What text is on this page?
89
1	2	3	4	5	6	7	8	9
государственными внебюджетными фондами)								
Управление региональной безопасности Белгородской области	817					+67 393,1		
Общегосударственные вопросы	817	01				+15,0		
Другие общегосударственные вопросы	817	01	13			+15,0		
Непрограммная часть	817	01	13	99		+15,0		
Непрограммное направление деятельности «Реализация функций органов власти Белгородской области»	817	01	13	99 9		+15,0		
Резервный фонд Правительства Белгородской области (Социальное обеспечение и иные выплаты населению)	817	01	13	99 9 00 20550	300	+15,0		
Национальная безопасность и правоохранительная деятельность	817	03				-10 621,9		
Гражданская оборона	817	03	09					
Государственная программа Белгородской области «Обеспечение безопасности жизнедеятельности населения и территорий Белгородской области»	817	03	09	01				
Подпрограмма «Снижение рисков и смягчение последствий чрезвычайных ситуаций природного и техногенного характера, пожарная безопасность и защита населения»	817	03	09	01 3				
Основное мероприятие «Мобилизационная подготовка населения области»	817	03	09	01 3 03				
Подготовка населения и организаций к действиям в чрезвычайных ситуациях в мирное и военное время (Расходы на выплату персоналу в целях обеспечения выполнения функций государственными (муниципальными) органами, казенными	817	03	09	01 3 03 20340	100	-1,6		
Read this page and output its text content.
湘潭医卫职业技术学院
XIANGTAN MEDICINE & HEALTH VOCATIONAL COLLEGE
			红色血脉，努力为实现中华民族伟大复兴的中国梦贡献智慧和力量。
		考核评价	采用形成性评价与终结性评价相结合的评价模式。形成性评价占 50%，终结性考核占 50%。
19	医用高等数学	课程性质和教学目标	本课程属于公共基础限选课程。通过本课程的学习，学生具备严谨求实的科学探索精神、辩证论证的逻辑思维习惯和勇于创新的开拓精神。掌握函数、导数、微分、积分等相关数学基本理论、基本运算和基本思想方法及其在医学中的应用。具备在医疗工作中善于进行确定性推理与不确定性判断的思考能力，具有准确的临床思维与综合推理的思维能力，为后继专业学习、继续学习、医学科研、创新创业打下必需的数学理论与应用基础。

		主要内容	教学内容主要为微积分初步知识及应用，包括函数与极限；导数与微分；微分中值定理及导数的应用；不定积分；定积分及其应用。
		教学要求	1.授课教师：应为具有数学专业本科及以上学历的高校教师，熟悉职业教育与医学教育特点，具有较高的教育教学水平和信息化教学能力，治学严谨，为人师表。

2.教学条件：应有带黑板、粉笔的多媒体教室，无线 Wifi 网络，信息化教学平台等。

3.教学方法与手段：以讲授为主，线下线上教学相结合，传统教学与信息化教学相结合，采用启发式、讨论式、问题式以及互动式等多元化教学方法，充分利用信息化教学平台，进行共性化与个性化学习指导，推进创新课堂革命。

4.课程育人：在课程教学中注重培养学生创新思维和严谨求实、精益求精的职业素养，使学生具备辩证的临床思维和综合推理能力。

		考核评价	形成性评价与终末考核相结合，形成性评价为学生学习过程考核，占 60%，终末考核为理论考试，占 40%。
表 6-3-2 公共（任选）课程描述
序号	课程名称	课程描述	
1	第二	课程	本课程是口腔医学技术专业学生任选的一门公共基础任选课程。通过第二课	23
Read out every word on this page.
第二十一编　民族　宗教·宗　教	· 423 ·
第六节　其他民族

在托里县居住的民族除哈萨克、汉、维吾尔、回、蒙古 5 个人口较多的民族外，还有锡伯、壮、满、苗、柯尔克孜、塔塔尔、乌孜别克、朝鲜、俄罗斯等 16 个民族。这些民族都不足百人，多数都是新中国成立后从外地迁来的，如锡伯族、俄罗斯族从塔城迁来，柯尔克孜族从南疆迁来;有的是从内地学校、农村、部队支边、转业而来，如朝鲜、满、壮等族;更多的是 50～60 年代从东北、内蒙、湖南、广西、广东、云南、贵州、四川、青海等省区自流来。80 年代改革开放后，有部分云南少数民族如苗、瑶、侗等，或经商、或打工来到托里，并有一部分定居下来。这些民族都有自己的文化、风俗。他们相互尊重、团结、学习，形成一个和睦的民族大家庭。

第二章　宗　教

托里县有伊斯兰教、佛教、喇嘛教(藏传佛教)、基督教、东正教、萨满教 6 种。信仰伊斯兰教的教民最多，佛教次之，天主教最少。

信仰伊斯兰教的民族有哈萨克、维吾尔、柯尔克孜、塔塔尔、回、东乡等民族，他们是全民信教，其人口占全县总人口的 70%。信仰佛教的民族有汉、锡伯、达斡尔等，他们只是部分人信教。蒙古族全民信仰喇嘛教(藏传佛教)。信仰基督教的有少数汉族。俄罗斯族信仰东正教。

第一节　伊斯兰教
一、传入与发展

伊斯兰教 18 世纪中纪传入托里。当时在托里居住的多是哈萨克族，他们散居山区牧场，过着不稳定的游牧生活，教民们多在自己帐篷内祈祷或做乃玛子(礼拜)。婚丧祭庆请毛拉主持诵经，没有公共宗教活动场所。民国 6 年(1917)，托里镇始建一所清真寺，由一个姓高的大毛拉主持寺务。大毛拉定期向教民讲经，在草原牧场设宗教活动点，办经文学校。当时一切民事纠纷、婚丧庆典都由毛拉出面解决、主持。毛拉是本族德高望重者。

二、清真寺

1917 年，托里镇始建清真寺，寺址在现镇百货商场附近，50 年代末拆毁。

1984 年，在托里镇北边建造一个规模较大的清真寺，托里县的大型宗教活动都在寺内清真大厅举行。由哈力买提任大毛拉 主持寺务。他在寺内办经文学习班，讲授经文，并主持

======

STATED GOAL> Copy every line of the listing where the word "this" appears.

EXPECTED ANSWER>
What text is on this page?
Read this page and output its text content.
Read out every word on this page.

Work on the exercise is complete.